■ WORK TO BE COMPLETED
Each line in the entries below that holds the string "screenshot" is to be listed.

■ RAW RECORDS
[start]

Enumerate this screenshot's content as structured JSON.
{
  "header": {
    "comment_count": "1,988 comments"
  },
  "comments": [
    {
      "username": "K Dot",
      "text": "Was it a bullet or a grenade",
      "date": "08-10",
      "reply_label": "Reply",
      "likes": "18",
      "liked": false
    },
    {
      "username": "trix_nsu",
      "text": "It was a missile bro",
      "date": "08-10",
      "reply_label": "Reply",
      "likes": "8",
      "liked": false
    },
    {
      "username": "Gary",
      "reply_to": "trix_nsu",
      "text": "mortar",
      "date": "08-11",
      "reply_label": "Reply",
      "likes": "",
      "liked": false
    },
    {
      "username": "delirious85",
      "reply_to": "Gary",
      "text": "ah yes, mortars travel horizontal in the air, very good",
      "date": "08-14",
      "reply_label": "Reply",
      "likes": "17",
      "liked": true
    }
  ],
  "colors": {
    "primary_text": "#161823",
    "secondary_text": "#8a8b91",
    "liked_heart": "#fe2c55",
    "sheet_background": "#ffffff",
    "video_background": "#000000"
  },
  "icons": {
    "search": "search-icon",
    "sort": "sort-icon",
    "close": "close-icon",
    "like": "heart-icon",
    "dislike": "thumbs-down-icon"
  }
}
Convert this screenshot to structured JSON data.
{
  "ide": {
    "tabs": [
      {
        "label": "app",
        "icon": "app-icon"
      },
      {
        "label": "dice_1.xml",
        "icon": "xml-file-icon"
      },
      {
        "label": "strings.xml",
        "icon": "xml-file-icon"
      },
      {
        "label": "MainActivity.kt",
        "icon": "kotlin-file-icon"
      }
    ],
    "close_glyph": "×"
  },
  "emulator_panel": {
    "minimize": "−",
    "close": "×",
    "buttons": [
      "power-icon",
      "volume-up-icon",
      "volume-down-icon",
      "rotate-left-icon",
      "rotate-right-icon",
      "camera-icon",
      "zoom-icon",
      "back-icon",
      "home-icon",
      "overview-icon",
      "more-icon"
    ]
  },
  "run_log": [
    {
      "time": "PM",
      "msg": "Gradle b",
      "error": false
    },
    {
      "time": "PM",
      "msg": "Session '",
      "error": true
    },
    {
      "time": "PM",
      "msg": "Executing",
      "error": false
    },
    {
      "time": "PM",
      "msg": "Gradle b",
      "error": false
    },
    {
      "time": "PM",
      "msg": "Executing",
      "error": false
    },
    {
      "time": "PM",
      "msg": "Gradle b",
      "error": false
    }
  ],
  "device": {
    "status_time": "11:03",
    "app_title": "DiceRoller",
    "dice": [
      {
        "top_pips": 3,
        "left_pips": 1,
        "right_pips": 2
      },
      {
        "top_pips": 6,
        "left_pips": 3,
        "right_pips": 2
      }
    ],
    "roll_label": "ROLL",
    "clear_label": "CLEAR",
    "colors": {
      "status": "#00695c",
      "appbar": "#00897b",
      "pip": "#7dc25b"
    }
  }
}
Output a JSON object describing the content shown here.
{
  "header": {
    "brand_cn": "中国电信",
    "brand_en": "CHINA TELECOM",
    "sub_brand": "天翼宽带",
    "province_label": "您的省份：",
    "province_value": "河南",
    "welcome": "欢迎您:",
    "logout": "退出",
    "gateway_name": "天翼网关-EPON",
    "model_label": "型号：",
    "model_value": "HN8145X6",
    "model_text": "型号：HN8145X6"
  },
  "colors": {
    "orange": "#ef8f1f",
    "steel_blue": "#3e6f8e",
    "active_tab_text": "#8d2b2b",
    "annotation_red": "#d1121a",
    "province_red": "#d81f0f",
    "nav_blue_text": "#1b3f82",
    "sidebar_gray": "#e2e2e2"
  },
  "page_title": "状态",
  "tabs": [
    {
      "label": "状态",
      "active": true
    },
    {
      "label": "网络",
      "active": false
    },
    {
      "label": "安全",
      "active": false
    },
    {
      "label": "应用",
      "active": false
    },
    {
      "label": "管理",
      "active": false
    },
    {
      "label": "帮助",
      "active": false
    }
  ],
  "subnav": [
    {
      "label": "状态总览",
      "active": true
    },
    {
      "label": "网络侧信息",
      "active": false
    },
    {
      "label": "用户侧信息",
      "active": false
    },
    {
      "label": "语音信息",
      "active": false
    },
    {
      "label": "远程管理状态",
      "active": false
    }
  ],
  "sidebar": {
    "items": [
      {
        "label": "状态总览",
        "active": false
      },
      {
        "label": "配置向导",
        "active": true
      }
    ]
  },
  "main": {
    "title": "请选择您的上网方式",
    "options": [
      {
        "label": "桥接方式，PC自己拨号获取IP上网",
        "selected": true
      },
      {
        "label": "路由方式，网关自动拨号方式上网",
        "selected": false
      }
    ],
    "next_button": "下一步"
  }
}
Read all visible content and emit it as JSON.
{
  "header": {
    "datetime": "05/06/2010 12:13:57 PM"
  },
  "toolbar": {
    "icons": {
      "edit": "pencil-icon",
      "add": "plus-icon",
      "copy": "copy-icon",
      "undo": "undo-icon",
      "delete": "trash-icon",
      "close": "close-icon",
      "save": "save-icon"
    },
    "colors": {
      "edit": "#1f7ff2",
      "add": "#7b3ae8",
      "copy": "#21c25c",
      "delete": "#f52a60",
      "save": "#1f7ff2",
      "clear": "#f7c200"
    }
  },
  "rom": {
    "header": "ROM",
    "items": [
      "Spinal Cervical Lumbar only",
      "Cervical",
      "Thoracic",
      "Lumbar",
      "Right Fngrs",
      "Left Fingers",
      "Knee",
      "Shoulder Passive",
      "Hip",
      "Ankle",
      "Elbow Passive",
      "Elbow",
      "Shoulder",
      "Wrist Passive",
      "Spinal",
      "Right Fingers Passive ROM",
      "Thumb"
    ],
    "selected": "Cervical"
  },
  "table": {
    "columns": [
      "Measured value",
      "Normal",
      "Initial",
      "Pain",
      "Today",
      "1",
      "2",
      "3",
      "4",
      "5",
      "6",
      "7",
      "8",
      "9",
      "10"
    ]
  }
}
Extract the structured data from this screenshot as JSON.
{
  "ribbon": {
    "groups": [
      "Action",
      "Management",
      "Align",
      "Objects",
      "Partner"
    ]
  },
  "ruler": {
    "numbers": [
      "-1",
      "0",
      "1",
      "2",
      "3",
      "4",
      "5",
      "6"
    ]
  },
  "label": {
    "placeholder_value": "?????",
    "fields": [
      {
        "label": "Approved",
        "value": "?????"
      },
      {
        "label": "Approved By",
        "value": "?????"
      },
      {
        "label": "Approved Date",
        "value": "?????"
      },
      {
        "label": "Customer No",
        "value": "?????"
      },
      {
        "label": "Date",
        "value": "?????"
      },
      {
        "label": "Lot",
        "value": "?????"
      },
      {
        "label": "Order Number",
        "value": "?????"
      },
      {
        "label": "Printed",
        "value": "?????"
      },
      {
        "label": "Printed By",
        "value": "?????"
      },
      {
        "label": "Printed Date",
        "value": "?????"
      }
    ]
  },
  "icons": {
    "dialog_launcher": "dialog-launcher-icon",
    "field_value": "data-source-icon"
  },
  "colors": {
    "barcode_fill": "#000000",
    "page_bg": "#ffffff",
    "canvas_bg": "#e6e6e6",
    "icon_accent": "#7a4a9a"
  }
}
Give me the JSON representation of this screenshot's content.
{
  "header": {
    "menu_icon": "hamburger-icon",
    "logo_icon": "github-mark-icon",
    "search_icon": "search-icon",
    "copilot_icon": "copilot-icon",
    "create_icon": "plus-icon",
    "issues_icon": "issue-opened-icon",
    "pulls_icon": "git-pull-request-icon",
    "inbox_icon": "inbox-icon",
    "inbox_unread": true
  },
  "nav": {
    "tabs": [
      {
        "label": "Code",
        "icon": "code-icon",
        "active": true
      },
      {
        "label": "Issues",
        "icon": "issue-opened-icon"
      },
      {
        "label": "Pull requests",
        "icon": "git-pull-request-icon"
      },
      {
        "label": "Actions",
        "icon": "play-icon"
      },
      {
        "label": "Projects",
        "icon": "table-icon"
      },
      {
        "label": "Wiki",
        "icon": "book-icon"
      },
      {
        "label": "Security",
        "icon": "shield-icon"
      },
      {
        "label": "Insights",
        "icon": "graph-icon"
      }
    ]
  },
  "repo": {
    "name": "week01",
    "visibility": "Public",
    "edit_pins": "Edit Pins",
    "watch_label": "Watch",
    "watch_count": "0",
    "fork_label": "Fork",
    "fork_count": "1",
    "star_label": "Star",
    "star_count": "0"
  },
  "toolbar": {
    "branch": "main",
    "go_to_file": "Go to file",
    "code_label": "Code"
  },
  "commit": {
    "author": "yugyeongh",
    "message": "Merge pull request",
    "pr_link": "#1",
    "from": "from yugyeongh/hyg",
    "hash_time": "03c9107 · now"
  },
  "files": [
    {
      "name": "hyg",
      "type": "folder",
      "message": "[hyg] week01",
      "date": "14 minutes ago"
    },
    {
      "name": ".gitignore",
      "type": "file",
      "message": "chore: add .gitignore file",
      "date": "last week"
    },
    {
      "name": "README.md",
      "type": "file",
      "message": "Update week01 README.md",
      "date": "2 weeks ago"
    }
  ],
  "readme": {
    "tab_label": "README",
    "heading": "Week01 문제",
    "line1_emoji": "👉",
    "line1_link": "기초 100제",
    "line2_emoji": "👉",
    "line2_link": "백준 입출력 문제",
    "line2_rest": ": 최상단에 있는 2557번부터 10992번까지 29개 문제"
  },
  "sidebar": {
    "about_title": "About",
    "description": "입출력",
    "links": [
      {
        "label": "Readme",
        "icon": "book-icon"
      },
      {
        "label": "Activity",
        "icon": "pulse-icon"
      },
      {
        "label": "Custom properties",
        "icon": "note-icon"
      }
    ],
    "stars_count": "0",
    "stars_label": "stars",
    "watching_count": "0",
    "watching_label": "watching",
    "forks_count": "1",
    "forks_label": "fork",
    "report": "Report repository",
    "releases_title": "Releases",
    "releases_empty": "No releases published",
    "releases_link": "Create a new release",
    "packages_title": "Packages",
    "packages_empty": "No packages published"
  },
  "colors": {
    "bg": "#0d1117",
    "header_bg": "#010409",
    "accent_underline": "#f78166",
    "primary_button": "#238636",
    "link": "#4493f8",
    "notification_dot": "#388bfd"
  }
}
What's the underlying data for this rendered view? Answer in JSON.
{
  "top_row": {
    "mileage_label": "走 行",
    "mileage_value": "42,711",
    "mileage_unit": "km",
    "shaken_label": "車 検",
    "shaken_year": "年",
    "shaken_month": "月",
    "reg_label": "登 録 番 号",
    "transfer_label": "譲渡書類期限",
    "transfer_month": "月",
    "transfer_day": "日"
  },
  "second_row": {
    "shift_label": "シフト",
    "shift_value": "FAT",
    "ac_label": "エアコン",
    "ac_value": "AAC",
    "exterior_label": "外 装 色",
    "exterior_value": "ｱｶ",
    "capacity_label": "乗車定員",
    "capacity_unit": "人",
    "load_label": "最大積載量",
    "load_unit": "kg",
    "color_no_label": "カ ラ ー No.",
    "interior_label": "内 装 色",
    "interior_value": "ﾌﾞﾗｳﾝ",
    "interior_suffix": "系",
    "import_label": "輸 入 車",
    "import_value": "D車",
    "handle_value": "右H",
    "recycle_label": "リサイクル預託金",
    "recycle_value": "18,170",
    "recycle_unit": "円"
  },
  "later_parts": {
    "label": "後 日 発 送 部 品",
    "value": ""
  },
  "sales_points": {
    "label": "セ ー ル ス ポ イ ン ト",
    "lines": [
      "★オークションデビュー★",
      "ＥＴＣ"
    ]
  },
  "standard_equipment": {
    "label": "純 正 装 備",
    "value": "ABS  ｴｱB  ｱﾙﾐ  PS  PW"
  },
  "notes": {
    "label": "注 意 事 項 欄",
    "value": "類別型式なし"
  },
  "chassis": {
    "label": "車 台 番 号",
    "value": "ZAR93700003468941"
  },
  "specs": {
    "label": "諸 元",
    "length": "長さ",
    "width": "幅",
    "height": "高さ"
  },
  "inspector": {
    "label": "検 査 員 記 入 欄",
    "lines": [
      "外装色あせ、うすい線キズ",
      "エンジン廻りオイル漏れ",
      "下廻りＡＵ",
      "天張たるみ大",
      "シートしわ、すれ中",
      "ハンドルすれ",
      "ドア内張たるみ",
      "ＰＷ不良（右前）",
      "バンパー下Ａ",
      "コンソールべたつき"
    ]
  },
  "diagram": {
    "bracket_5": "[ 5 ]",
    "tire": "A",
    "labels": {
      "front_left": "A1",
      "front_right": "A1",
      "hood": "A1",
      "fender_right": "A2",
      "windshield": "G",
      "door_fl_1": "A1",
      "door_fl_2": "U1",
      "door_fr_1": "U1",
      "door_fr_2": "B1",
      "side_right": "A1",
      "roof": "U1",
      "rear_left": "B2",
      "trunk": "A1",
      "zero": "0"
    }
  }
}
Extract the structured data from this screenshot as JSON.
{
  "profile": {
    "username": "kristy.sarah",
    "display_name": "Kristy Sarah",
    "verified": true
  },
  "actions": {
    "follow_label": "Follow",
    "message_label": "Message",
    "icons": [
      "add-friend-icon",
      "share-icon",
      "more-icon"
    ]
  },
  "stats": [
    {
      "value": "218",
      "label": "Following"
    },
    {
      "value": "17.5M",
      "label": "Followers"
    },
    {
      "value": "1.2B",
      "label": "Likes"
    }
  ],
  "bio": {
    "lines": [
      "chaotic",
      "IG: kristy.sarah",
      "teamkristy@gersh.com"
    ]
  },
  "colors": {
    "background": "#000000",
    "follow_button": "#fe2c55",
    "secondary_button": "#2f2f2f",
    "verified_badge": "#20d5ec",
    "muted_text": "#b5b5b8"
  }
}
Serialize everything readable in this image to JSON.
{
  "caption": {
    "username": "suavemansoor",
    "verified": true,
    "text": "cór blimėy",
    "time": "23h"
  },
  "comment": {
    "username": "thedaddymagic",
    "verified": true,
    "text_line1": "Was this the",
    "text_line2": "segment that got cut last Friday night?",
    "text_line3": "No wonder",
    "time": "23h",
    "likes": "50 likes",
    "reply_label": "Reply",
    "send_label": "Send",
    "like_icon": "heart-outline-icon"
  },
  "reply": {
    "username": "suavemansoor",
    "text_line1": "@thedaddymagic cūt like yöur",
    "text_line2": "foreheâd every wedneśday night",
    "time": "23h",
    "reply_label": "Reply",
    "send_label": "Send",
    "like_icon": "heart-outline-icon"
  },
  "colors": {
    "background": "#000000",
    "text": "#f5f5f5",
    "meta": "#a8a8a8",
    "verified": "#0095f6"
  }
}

[end]

■ FULL OUTPUT
Enumerate this screenshot's content as structured JSON.
Convert this screenshot to structured JSON data.
Extract the structured data from this screenshot as JSON.
Give me the JSON representation of this screenshot's content.
Extract the structured data from this screenshot as JSON.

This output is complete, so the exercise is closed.